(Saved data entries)
START

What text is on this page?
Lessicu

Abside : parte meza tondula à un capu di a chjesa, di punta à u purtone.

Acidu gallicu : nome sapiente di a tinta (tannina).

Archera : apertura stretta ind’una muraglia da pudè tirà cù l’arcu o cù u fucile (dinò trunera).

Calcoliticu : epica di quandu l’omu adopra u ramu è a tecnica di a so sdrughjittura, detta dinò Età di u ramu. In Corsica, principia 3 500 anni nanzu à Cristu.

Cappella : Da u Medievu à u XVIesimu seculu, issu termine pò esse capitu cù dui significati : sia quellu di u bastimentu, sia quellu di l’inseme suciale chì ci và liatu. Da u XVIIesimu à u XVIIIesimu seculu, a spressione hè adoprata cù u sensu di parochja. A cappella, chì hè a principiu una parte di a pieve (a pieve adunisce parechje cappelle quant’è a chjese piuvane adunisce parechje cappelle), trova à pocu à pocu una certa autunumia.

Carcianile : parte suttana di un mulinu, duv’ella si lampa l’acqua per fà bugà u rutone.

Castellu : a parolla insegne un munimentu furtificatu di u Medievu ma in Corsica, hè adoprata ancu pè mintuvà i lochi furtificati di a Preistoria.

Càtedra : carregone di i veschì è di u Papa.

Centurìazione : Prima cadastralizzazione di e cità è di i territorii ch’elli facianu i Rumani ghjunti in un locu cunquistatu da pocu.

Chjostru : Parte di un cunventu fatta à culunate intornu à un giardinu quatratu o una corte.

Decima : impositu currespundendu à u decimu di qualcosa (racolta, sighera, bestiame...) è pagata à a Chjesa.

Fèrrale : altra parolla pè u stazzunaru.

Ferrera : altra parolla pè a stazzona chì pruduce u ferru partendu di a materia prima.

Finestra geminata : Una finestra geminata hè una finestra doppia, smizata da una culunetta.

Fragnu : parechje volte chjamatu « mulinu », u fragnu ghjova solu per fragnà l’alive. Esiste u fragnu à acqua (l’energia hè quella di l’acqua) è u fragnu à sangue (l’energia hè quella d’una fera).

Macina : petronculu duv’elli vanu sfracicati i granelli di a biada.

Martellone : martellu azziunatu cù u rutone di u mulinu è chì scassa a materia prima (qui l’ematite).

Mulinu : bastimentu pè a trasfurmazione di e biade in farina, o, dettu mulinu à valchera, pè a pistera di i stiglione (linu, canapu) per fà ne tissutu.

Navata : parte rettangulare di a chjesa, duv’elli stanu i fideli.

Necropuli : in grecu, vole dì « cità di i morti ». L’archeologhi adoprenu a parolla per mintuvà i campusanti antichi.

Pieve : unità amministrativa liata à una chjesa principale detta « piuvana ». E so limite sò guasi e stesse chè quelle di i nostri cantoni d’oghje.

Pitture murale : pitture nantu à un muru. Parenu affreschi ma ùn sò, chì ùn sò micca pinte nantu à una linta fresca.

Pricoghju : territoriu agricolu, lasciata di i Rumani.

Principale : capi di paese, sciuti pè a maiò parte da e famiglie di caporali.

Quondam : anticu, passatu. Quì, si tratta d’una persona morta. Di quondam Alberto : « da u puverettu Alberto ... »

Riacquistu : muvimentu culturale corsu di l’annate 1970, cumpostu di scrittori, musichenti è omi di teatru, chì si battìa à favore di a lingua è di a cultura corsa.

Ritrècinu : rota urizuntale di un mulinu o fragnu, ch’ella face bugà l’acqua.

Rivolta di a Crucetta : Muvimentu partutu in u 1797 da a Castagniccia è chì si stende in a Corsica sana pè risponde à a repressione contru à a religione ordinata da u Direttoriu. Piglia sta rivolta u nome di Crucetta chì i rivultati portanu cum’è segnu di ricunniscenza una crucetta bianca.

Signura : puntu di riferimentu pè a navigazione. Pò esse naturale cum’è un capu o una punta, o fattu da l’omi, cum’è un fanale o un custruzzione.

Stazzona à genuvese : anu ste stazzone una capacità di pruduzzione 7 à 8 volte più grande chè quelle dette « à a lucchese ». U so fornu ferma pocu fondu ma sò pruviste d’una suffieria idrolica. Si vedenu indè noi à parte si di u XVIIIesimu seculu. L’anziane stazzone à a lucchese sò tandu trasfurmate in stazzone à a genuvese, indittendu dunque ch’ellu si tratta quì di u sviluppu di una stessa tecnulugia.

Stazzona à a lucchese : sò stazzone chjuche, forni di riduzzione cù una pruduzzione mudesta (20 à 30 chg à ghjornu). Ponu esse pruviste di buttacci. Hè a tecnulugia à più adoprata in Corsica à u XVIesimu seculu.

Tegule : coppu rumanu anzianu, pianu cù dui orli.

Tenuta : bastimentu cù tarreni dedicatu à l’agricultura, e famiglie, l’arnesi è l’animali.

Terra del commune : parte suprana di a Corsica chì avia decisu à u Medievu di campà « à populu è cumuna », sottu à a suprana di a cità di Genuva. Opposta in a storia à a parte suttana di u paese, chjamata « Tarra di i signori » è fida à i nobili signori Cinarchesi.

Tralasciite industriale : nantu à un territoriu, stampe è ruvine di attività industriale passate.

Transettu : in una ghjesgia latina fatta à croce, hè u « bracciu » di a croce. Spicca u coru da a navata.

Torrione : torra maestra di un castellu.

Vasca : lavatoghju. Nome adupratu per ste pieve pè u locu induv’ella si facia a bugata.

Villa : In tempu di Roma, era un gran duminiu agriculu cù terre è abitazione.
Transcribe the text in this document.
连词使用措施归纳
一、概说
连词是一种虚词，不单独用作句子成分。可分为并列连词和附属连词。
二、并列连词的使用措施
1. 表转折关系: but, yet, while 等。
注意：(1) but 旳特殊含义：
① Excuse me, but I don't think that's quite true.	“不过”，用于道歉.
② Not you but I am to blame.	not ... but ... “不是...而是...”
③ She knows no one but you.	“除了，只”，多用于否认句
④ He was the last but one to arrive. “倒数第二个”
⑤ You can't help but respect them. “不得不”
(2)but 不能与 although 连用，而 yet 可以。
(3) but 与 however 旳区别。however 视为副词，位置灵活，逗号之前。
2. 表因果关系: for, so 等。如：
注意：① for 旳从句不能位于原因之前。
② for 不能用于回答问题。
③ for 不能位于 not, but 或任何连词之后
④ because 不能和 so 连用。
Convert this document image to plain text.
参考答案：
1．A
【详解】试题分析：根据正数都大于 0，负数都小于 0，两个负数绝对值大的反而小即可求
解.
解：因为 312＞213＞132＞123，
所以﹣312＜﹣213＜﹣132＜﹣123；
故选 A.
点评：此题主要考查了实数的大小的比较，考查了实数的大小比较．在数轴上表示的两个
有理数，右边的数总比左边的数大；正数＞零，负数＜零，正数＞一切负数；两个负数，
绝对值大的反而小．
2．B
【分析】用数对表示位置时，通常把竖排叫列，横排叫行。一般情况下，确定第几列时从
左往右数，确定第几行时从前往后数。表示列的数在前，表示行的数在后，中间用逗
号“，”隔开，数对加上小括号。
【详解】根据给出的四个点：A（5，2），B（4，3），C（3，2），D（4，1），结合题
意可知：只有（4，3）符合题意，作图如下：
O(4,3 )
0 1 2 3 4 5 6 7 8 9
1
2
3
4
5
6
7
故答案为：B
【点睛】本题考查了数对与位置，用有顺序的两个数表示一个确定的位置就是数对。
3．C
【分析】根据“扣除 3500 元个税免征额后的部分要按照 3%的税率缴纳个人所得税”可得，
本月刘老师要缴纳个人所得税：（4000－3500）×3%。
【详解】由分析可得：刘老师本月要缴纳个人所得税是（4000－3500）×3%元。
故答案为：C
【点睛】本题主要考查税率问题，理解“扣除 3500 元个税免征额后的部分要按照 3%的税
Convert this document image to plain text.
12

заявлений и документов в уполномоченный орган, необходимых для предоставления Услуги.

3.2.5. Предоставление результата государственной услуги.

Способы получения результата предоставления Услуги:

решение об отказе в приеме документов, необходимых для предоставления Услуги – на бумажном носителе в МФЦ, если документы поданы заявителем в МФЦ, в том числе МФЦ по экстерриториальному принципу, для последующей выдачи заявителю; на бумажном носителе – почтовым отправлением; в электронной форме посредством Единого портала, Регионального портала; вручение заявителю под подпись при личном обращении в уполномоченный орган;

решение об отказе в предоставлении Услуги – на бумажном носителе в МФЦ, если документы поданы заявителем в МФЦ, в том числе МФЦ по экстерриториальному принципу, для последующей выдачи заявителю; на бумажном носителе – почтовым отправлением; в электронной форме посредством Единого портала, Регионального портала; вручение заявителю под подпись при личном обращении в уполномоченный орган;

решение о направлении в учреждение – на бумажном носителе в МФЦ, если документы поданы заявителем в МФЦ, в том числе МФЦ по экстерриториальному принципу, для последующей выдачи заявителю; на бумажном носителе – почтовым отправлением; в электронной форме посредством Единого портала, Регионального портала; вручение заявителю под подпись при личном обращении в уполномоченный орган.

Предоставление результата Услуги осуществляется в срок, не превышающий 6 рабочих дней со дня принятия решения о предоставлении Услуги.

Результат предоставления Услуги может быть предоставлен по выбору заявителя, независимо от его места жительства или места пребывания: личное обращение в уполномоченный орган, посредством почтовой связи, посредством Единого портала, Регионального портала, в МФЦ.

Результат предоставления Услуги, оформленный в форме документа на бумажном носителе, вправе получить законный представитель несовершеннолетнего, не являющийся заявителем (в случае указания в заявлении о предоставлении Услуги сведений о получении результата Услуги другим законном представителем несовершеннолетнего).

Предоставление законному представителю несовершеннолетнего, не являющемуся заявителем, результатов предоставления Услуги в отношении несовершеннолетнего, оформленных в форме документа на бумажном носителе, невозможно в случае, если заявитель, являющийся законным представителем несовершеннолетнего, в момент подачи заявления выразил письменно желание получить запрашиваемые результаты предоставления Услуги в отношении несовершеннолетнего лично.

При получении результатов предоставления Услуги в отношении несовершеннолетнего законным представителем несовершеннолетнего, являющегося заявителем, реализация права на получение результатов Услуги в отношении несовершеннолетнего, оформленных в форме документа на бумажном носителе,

END

**EXERCISE REQUIREMENTS:** State the number of lines in the records that contain the string "решение", and nothing more.

**SOLUTION TO THE EXERCISE:** 3